Extracted material
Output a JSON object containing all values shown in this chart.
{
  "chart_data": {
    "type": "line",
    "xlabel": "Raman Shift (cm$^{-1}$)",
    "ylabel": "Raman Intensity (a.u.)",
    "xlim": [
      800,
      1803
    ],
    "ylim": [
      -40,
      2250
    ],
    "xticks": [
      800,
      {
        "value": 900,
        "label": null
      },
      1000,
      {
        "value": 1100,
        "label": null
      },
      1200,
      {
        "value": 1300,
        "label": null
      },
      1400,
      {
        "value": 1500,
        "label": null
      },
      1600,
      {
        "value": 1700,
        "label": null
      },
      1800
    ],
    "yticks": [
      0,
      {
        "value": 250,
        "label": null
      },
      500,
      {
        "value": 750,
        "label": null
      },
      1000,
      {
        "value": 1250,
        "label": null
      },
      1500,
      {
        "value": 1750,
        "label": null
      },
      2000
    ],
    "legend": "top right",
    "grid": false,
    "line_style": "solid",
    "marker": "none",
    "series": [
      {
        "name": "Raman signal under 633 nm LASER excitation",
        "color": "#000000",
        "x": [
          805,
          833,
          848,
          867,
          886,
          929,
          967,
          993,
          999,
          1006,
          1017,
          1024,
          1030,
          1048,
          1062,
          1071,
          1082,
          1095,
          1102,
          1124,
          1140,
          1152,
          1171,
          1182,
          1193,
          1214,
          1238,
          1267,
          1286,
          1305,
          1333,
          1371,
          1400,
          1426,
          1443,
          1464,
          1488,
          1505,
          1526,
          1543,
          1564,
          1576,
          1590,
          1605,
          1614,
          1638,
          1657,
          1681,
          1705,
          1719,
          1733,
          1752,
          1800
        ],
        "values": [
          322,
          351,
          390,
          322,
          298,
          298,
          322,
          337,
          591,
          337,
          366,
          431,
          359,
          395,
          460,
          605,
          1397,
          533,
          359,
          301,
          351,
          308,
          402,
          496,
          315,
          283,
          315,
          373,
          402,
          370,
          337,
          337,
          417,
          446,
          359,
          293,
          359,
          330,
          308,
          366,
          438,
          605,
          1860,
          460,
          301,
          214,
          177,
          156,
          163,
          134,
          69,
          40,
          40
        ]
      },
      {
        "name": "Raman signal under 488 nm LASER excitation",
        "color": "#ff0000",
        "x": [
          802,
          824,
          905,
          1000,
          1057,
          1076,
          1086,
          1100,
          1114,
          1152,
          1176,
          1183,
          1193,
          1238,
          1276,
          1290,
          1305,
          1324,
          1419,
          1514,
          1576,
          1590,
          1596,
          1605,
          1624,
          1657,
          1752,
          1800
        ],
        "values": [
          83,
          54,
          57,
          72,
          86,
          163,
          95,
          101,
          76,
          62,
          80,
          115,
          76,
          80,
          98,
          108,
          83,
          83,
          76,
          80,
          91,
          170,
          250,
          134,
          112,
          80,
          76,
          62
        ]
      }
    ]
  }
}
...
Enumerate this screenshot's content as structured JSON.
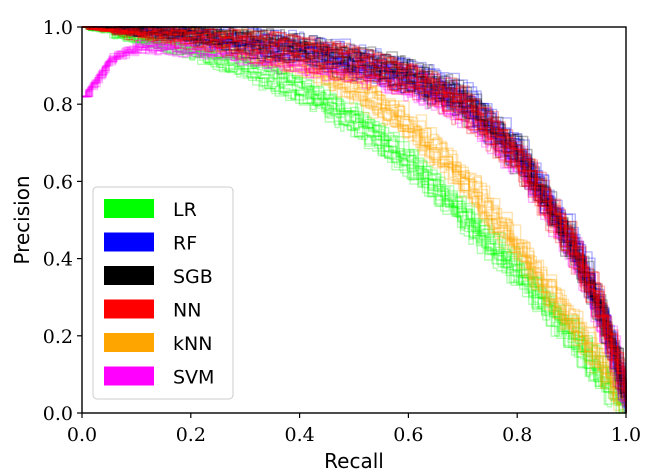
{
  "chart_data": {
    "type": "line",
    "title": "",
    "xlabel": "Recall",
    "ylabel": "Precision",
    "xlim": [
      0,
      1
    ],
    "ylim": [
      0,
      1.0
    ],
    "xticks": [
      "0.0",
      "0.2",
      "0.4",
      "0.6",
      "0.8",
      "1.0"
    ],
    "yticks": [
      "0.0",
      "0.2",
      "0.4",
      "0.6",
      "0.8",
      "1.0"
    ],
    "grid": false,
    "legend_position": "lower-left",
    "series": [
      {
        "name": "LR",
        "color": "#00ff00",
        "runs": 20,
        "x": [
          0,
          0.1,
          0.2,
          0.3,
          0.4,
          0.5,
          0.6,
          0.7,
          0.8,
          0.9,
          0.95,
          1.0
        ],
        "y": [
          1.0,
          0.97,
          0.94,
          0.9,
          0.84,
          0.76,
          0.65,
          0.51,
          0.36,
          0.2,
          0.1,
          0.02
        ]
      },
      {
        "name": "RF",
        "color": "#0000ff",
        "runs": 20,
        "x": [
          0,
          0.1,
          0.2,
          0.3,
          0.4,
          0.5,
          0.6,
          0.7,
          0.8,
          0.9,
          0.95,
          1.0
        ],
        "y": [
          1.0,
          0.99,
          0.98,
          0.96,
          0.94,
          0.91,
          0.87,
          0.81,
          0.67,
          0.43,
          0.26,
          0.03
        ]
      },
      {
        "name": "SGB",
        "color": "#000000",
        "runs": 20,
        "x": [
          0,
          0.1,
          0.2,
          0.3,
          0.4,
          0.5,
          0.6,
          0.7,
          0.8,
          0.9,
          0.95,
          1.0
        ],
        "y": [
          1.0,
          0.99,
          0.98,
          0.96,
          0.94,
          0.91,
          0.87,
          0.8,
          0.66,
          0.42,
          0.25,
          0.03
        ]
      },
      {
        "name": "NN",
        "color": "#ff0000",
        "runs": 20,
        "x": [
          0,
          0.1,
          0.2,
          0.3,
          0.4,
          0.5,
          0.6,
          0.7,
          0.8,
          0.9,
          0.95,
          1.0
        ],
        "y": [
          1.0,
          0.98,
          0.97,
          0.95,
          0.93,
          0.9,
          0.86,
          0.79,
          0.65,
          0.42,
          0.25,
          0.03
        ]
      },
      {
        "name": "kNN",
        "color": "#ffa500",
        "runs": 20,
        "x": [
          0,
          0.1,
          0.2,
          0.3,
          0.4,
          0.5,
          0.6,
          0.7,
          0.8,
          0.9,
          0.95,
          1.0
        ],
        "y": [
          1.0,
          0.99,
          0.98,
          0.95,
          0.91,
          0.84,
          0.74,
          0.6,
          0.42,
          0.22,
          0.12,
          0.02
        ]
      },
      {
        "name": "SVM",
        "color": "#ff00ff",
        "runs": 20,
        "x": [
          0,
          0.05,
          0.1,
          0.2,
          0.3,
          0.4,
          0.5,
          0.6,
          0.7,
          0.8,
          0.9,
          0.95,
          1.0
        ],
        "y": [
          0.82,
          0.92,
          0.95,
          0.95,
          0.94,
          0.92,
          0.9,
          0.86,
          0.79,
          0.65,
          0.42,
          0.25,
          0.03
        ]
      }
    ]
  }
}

Goal
Check each line of the records for the word "Raman" and extract those that contain it.

Solution to the problem
    "xlabel": "Raman Shift (cm$^{-1}$)",
    "ylabel": "Raman Intensity (a.u.)",
        "name": "Raman signal under 633 nm LASER excitation",
        "name": "Raman signal under 488 nm LASER excitation",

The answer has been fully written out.